◆ **Excerpt**:
--- Start ---

Red Hill is a small town and rural community on the Mornington Peninsula in Melbourne, Victoria, Australia, approximately  south-east of Melbourne's Central Business District, located within the Shire of Mornington Peninsula local government area. Red Hill recorded a population of 1,009 at the 2021 census.

Red Hill is located in the hinterland of the Mornington Peninsula, about an hour's drive south of Melbourne.

History

Red Hill was so named due to the rich, red soil colour found in this locality. The area now known as Red Hill contains land in three parishes: Kangerong, Wannaeue (only 626 acres) and Balnarring. Kangerong is north of Arthurs Seat Road and west of Red Hill Road, Wannaeue is west of Mornington-Flinders Road. The rest of Red Hill and Red Hill South are in Balnarring parish.

Many Red Hill roads are named after early pioneering families: Sheehan, McIlroy, Stanley, Bayne, Herriott, Oscar, Oscar, Lolat, Nash, Prossor, Perry (sic) and Callanan.

Red Hill Post Office opened on 1st August, 1871.
A railway also operated here between 1921 and 1959, and was known as the Red Hill railway line.

Today

The town has an Australian rules football team, called the Hillmen, competing in the Mornington Peninsula Nepean Football League. They won their first Division Two premiership back in 1990. Their most recent Division Two premiership was 2019, which saw them move into Division One in 2020.

--- End ---

◆ **Stored records**:

--- Start ---

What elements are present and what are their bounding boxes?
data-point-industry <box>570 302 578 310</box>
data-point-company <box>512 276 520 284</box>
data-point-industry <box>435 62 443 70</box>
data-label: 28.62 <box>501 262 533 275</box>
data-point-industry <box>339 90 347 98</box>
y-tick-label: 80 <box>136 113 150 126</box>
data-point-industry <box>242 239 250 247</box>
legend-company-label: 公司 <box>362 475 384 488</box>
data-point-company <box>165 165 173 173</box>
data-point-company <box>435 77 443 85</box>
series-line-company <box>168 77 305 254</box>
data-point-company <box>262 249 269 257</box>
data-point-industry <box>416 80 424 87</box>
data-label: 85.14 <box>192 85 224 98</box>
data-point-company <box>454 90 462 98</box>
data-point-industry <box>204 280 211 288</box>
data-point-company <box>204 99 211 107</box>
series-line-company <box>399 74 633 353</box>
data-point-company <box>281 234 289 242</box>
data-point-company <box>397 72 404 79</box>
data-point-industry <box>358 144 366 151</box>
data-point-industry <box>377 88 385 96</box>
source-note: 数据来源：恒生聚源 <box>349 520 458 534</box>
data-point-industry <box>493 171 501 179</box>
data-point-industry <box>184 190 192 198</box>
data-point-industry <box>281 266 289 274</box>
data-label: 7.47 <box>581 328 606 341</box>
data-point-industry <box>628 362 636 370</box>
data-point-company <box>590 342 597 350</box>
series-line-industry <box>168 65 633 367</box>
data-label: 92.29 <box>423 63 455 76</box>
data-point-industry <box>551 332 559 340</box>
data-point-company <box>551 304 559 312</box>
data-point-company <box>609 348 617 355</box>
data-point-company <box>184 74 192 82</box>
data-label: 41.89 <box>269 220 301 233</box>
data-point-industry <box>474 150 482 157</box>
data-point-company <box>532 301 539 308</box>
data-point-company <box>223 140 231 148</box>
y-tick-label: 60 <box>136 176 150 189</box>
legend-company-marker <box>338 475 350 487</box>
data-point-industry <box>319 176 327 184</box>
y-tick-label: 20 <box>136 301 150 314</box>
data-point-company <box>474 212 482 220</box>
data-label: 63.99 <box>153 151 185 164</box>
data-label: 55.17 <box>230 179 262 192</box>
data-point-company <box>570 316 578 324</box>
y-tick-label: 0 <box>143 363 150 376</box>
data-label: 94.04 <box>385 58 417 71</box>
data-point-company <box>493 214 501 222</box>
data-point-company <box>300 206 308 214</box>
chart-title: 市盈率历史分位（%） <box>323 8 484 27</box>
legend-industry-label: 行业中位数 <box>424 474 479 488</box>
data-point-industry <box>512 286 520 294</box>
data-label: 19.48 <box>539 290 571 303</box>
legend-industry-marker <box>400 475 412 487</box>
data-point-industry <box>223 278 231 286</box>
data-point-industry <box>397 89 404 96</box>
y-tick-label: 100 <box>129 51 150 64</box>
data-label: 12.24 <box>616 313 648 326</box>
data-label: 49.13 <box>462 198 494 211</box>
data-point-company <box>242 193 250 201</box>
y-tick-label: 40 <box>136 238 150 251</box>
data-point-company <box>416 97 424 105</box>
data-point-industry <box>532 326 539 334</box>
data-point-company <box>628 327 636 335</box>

--- End ---

◆ **Exercises to complete**:
A: According to the Red Hill article, on what date did Red Hill Post Office open?
B: Say whether each statement agrees with the Red Hill article, giving yes or no and quoting the words of the article that decide it.
(i) Red Hill had a population of 1,009 at the 2021 census.
(ii) The Red Hill railway line ran until 1971.
(iii) The Hillmen won their first Division Two premiership in 2019.
C: Summarize the Red Hill article in two sentences.

◆ **Written responses**:
A: 1st August, 1871.

B:
(i) Yes: "Red Hill recorded a population of 1,009 at the 2021 census."
(ii) No: "A railway also operated here between 1921 and 1959."
(iii) No: "They won their first Division Two premiership back in 1990."

C: Red Hill is a small town and rural community in the hinterland of Victoria's Mornington Peninsula, named for its red soil, with a population of 1,009 at the 2021 census. Its post office opened in 1871, a railway ran there from 1921 to 1959, and its football team, the Hillmen, moved into Division One in 2020 after their 2019 Division Two premiership.